Exercise task | From the listing below, pull each line that includes "puerto".
--- Start The data ---
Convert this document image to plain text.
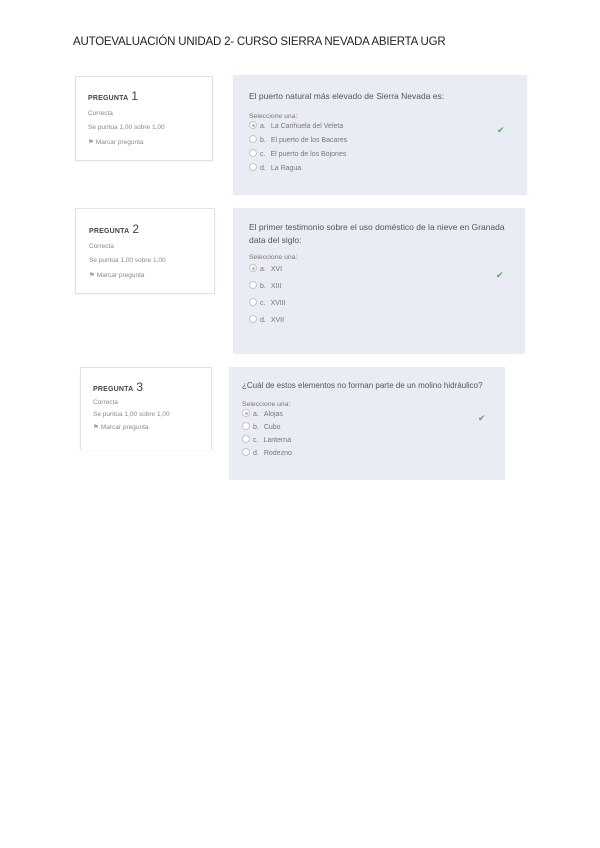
AUTOEVALUACIÓN UNIDAD 2- CURSO SIERRA NEVADA ABIERTA UGR
PREGUNTA 1
Correcta
Se puntúa 1,00 sobre 1,00
⚑ Marcar pregunta
El puerto natural más elevado de Sierra Nevada es:
Seleccione una:
a. La Carihuela del Veleta
b. El puerto de los Bacares
c. El puerto de los Bojones
d. La Ragua
✔
PREGUNTA 2
Correcta
Se puntúa 1,00 sobre 1,00
⚑ Marcar pregunta
El primer testimonio sobre el uso doméstico de la nieve en Granada data del siglo:
Seleccione una:
a. XVI
b. XIII
c. XVIII
d. XVII
✔
PREGUNTA 3
Correcta
Se puntúa 1,00 sobre 1,00
⚑ Marcar pregunta
¿Cuál de estos elementos no forman parte de un molino hidráulico?
Seleccione una:
a. Alojas
b. Cubo
c. Lanterna
d. Rodezno
✔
--- End The data ---
Result of this exercise |
El puerto natural más elevado de Sierra Nevada es:
b. El puerto de los Bacares
c. El puerto de los Bojones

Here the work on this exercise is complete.